Report each line below that contains the word "ОШИБОК", with case counting in the match.

■ ■ ■ ■ ■ ■ ■

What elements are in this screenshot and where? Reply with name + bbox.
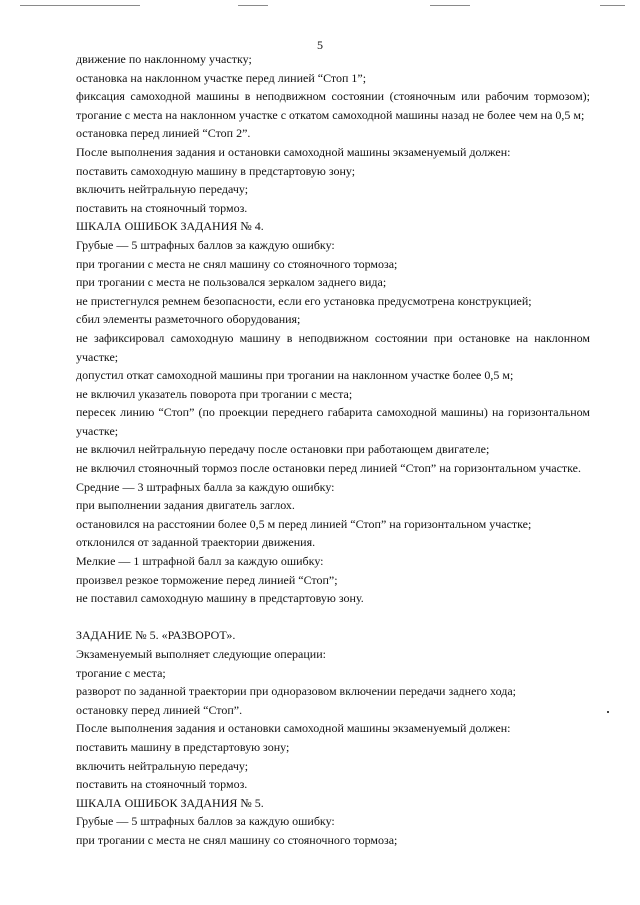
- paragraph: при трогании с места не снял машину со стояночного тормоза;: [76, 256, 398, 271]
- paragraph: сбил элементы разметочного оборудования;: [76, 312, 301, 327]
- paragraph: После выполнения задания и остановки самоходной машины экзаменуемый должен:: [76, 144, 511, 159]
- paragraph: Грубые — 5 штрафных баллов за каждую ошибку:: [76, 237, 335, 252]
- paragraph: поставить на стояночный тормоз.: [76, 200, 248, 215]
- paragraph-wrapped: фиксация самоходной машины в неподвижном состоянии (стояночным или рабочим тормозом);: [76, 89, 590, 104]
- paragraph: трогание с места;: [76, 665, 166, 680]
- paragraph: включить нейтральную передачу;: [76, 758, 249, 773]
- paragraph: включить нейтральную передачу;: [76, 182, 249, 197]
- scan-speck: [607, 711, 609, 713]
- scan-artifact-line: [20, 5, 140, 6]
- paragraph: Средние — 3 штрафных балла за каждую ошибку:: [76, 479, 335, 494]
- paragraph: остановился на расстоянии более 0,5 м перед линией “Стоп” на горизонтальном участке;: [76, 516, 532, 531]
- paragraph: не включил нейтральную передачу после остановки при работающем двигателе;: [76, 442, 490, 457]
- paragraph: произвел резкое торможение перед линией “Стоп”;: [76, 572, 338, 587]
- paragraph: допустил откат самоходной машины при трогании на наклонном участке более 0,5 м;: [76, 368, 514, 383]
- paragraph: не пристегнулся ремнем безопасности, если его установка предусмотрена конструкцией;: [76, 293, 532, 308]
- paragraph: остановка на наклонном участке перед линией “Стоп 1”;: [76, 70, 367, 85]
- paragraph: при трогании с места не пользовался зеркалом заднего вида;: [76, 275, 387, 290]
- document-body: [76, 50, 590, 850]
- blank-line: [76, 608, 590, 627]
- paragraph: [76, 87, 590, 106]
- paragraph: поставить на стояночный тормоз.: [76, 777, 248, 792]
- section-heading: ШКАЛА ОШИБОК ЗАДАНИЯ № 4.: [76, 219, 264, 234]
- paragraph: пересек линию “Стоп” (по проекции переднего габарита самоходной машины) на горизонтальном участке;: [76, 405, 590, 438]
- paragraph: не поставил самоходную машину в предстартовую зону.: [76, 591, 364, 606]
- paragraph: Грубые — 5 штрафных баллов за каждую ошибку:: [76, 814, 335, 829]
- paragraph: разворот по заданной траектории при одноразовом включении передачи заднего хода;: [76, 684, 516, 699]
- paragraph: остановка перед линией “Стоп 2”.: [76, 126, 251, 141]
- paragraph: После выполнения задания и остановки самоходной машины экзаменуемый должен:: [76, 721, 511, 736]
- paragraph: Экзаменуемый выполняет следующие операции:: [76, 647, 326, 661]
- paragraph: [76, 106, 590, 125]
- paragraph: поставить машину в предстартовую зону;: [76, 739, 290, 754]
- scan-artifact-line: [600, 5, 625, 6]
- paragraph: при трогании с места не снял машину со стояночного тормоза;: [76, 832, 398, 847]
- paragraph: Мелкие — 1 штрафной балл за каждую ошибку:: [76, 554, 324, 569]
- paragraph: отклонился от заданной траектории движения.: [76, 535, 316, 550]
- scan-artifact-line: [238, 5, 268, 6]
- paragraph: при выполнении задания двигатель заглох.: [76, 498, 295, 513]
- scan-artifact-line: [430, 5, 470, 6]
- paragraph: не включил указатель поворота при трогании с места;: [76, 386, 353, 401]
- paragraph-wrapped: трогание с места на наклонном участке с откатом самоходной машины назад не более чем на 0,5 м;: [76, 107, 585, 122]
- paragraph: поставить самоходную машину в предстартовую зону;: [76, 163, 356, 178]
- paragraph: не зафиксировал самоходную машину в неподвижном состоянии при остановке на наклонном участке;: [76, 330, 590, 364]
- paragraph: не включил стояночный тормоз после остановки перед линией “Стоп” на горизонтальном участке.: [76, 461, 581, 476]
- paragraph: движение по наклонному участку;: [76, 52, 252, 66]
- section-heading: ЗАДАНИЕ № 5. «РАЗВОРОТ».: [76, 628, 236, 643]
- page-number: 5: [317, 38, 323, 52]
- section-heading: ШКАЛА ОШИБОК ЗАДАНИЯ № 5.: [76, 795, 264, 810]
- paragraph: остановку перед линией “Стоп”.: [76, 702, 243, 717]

■ ■ ■ ■ ■ ■ ■

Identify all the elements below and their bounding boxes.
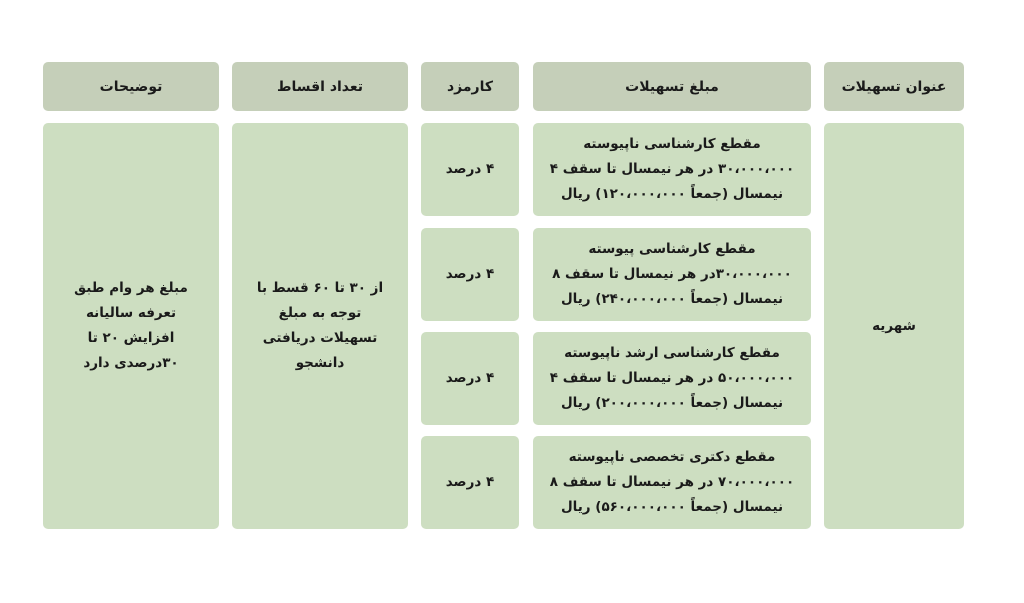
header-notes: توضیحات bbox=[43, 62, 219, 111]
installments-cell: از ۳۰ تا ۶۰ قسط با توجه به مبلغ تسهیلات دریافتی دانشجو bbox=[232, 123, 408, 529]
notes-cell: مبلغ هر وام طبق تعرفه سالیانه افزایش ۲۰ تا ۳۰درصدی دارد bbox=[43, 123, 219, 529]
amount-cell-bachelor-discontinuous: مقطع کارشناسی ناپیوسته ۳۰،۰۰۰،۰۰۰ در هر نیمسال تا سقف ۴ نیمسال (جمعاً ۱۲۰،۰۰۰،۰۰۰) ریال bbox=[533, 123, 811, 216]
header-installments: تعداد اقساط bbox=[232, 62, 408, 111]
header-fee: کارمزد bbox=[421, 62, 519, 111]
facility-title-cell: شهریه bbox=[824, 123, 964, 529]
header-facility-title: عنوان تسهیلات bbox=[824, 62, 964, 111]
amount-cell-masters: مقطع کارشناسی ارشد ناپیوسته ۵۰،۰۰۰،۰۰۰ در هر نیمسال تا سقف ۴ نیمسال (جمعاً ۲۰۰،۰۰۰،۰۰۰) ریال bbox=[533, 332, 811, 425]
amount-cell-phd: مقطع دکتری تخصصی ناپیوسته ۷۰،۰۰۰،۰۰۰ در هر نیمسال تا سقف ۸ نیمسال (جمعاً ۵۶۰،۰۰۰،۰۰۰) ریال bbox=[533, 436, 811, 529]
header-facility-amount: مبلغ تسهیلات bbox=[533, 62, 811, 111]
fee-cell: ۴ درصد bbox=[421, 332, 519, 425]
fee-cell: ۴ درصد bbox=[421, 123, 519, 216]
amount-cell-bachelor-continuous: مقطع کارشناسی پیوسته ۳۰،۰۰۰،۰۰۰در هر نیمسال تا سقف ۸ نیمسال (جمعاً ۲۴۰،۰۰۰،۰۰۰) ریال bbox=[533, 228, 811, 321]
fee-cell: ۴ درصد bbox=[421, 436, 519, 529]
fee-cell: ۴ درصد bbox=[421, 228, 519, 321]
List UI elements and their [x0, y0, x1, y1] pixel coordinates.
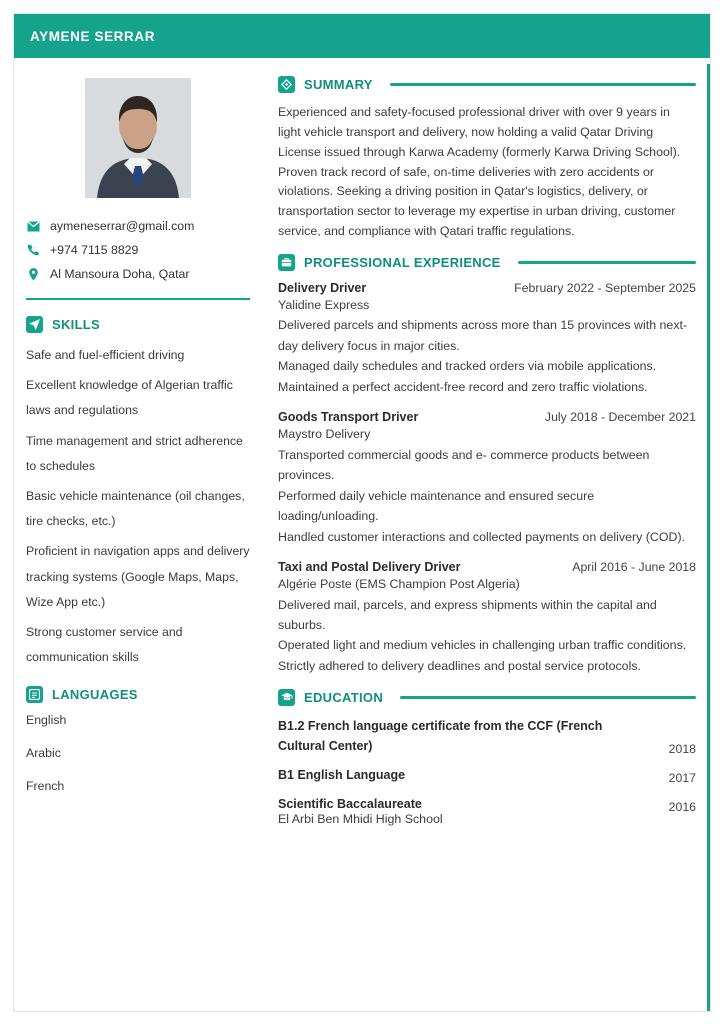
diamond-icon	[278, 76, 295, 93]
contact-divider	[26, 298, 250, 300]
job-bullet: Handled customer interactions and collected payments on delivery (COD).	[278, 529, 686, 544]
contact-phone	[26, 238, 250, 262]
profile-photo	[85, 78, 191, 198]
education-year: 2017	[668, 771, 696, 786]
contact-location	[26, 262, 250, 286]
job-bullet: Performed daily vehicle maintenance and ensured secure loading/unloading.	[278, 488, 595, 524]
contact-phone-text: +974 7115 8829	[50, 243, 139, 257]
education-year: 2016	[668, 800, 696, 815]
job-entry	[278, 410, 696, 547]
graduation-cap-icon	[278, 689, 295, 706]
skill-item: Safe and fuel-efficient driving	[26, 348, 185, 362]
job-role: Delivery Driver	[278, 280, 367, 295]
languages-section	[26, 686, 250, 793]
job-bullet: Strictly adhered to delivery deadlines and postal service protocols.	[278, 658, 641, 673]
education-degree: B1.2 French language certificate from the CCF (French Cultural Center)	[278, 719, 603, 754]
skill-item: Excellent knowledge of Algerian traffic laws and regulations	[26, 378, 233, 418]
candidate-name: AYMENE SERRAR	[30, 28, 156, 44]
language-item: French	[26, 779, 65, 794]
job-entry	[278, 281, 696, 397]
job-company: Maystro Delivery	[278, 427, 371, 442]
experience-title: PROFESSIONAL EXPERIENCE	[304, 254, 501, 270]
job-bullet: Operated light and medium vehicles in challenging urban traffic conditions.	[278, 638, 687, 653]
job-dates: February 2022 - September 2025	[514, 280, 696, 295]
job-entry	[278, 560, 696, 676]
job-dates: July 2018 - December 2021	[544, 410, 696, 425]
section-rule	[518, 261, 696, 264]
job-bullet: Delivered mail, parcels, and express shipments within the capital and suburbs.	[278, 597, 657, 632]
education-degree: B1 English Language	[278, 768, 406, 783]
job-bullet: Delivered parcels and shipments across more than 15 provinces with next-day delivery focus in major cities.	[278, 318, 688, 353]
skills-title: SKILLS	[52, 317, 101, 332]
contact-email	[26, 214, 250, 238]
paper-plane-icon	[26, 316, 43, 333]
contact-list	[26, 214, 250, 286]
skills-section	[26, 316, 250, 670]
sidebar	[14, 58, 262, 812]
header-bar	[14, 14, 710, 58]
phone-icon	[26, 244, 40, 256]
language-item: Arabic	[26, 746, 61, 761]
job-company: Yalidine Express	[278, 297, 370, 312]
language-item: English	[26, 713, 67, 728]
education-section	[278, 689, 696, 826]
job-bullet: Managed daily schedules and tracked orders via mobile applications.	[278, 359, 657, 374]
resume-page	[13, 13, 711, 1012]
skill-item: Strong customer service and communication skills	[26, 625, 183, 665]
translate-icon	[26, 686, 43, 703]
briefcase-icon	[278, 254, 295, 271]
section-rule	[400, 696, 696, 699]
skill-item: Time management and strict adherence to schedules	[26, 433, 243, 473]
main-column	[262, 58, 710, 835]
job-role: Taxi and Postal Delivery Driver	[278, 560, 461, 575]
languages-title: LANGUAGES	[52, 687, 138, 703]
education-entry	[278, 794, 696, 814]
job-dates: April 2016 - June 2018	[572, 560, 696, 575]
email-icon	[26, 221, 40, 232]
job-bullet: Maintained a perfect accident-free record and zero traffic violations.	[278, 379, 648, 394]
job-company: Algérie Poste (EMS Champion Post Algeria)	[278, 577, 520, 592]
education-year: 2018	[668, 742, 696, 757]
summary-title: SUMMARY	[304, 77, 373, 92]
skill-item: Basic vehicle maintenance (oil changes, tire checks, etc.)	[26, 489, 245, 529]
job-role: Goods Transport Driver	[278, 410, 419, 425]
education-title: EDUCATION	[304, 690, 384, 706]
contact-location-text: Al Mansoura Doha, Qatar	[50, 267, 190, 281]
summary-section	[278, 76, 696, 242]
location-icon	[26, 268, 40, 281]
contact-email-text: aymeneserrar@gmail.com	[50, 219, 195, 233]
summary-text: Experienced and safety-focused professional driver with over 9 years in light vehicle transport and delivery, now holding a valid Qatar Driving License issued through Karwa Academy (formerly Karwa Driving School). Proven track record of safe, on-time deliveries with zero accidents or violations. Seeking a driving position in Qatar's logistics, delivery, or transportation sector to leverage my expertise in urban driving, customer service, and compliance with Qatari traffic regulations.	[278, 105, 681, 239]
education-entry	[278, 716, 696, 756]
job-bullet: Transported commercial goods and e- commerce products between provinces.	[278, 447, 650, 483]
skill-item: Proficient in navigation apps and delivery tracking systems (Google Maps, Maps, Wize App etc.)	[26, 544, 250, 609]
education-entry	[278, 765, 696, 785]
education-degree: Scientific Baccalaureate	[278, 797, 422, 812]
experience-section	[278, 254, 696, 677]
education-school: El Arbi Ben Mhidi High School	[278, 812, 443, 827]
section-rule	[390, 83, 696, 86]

■ ■ ■ ■ ■ ■ ■

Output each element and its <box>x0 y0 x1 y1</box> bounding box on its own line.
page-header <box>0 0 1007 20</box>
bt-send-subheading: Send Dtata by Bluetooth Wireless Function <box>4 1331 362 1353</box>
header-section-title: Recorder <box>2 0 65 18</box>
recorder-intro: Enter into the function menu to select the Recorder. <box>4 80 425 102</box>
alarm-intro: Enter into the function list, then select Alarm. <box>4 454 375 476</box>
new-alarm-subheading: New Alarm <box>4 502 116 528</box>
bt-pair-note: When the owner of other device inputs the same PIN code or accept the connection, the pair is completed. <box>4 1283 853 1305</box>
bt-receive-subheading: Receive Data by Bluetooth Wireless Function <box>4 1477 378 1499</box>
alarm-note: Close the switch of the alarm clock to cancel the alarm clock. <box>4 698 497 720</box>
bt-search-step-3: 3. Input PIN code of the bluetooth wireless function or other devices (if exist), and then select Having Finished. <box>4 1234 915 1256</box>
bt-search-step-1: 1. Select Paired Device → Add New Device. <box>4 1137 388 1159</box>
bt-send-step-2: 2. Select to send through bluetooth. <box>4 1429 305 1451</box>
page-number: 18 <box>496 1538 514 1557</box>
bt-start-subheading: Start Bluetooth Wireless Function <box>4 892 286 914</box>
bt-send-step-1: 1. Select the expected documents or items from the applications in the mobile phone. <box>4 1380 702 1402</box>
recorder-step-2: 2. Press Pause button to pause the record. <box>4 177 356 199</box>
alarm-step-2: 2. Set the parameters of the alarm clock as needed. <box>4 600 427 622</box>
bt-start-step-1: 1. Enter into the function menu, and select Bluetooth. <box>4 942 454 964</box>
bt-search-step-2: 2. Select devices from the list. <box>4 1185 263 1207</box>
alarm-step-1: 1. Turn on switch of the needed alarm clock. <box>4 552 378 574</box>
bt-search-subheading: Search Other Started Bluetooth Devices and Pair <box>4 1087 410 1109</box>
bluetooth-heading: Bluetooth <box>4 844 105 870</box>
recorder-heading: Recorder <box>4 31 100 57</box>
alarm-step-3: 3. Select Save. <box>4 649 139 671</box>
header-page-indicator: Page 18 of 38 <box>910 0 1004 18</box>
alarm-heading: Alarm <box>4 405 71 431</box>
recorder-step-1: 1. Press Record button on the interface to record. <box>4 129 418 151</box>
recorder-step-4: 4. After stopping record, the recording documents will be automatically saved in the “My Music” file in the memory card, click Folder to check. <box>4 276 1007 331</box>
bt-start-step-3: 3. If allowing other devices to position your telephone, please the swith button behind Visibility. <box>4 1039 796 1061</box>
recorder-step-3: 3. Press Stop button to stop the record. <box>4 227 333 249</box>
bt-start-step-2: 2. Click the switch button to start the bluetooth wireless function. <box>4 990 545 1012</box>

■ ■ ■ ■ ■ ■ ■

> _The reply_
- section-heading: ШКАЛА ОШИБОК ЗАДАНИЯ № 4.: [76, 219, 264, 234]
- section-heading: ШКАЛА ОШИБОК ЗАДАНИЯ № 5.: [76, 795, 264, 810]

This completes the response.